==== Available data
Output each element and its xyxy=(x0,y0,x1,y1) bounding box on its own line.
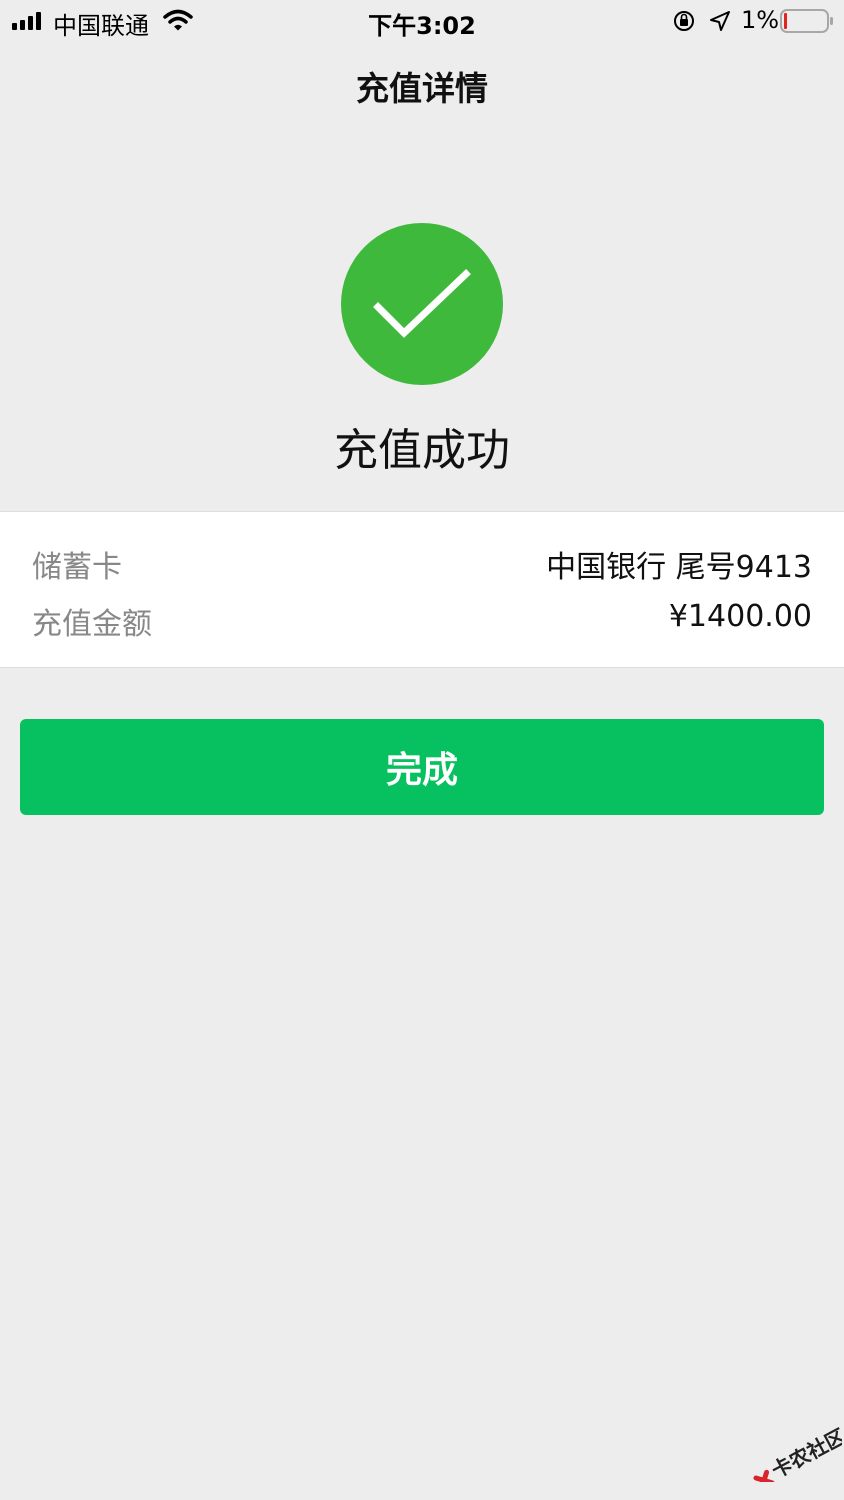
success-message: 充值成功 xyxy=(334,425,510,476)
page-title: 充值详情 xyxy=(356,69,488,108)
done-button[interactable]: 完成 xyxy=(20,719,824,815)
status-bar: 中国联通 下午3:02 1% xyxy=(0,0,844,44)
rotation-lock-icon xyxy=(674,11,694,31)
detail-row-amount: 充值金额 ¥1400.00 xyxy=(32,599,812,642)
battery-percentage: 1% xyxy=(741,6,780,34)
battery-icon xyxy=(780,9,833,33)
detail-row-card: 储蓄卡 中国银行 尾号9413 xyxy=(32,542,812,585)
detail-label: 充值金额 xyxy=(32,607,152,642)
svg-text:卡农社区: 卡农社区 xyxy=(768,1424,842,1482)
check-circle-icon xyxy=(341,223,503,385)
watermark-logo: 卡农社区 xyxy=(753,1424,842,1482)
detail-label: 储蓄卡 xyxy=(32,550,122,585)
location-arrow-icon xyxy=(710,11,730,31)
detail-value: 中国银行 尾号9413 xyxy=(546,550,812,585)
recharge-details: 储蓄卡 中国银行 尾号9413 充值金额 ¥1400.00 xyxy=(0,511,844,668)
detail-value: ¥1400.00 xyxy=(668,599,812,634)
========
- _Stated task_
Update the entries from the line with "success-message: 充值成功 xyxy=(334,425,510,476)" through the line with "detail-row-amount: 充值金额 ¥1400.00", swapping "page-title" for "screen-title" and leaving all else the same.

- _The output_
success-message: 充值成功 xyxy=(334,425,510,476)
screen-title: 充值详情 xyxy=(356,69,488,108)
done-button[interactable]: 完成 xyxy=(20,719,824,815)
status-bar: 中国联通 下午3:02 1% xyxy=(0,0,844,44)
rotation-lock-icon xyxy=(674,11,694,31)
detail-row-amount: 充值金额 ¥1400.00 xyxy=(32,599,812,642)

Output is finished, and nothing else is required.